=== Exercise input ===
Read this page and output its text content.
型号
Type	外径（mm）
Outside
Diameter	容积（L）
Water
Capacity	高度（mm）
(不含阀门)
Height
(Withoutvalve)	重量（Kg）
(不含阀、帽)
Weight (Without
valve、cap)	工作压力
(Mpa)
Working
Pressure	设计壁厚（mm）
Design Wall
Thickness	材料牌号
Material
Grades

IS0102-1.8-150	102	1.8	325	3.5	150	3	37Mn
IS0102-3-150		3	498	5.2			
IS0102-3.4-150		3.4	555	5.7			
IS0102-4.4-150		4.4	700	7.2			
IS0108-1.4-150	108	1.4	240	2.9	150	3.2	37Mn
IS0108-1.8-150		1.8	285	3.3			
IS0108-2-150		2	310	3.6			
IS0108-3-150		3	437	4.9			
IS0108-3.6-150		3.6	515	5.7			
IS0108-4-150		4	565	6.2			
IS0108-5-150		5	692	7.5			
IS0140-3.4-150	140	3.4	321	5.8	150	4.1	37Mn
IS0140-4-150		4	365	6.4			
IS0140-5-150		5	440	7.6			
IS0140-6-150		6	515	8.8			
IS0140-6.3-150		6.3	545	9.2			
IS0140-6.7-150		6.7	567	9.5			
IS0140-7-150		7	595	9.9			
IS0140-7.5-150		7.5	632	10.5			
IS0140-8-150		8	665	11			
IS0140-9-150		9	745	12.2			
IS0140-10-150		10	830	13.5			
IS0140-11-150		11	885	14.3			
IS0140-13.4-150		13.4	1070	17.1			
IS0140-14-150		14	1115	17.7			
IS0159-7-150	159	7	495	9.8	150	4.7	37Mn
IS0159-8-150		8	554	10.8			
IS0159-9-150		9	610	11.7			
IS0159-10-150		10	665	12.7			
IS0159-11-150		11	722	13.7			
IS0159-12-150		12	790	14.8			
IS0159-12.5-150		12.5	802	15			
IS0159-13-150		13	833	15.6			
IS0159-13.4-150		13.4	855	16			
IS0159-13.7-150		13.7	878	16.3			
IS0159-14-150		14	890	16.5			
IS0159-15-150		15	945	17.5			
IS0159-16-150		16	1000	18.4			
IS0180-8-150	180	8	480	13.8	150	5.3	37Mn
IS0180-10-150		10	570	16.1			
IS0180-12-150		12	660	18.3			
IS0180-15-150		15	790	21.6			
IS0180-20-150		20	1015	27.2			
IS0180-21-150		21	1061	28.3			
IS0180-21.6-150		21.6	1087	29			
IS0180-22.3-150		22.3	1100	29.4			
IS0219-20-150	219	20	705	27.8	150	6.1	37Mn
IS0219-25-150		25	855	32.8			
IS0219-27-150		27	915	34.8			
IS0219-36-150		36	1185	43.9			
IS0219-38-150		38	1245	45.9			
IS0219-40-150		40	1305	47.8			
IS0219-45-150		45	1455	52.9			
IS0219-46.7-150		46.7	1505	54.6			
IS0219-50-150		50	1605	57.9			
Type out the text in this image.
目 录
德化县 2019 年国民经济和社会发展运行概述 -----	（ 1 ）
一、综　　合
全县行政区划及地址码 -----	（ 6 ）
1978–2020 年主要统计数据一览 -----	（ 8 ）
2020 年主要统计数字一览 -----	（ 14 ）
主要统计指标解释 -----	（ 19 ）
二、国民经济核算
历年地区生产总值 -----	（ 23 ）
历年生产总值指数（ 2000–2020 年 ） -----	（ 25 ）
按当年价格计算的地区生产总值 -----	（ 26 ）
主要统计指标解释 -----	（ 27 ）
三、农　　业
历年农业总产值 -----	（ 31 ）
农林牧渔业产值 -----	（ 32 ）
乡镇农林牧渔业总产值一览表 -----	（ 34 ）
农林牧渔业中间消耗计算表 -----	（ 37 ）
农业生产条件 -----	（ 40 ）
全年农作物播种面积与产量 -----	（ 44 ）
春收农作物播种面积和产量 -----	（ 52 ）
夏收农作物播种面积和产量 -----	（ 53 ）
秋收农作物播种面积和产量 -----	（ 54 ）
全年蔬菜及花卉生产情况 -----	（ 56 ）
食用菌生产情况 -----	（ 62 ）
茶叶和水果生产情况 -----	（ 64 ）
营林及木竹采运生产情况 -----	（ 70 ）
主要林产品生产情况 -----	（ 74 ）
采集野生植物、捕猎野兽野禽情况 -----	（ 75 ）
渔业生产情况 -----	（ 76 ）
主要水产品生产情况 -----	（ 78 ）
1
===
Problem requirements:
Extract, unchanged, the closing run of lines that opens with the line containing "Type out the text in this image." and ends with the last line.

Finished exercise:
Type out the text in this image.
目 录
德化县 2019 年国民经济和社会发展运行概述 -----	（ 1 ）
一、综　　合
全县行政区划及地址码 -----	（ 6 ）
1978–2020 年主要统计数据一览 -----	（ 8 ）
2020 年主要统计数字一览 -----	（ 14 ）
主要统计指标解释 -----	（ 19 ）
二、国民经济核算
历年地区生产总值 -----	（ 23 ）
历年生产总值指数（ 2000–2020 年 ） -----	（ 25 ）
按当年价格计算的地区生产总值 -----	（ 26 ）
主要统计指标解释 -----	（ 27 ）
三、农　　业
历年农业总产值 -----	（ 31 ）
农林牧渔业产值 -----	（ 32 ）
乡镇农林牧渔业总产值一览表 -----	（ 34 ）
农林牧渔业中间消耗计算表 -----	（ 37 ）
农业生产条件 -----	（ 40 ）
全年农作物播种面积与产量 -----	（ 44 ）
春收农作物播种面积和产量 -----	（ 52 ）
夏收农作物播种面积和产量 -----	（ 53 ）
秋收农作物播种面积和产量 -----	（ 54 ）
全年蔬菜及花卉生产情况 -----	（ 56 ）
食用菌生产情况 -----	（ 62 ）
茶叶和水果生产情况 -----	（ 64 ）
营林及木竹采运生产情况 -----	（ 70 ）
主要林产品生产情况 -----	（ 74 ）
采集野生植物、捕猎野兽野禽情况 -----	（ 75 ）
渔业生产情况 -----	（ 76 ）
主要水产品生产情况 -----	（ 78 ）
1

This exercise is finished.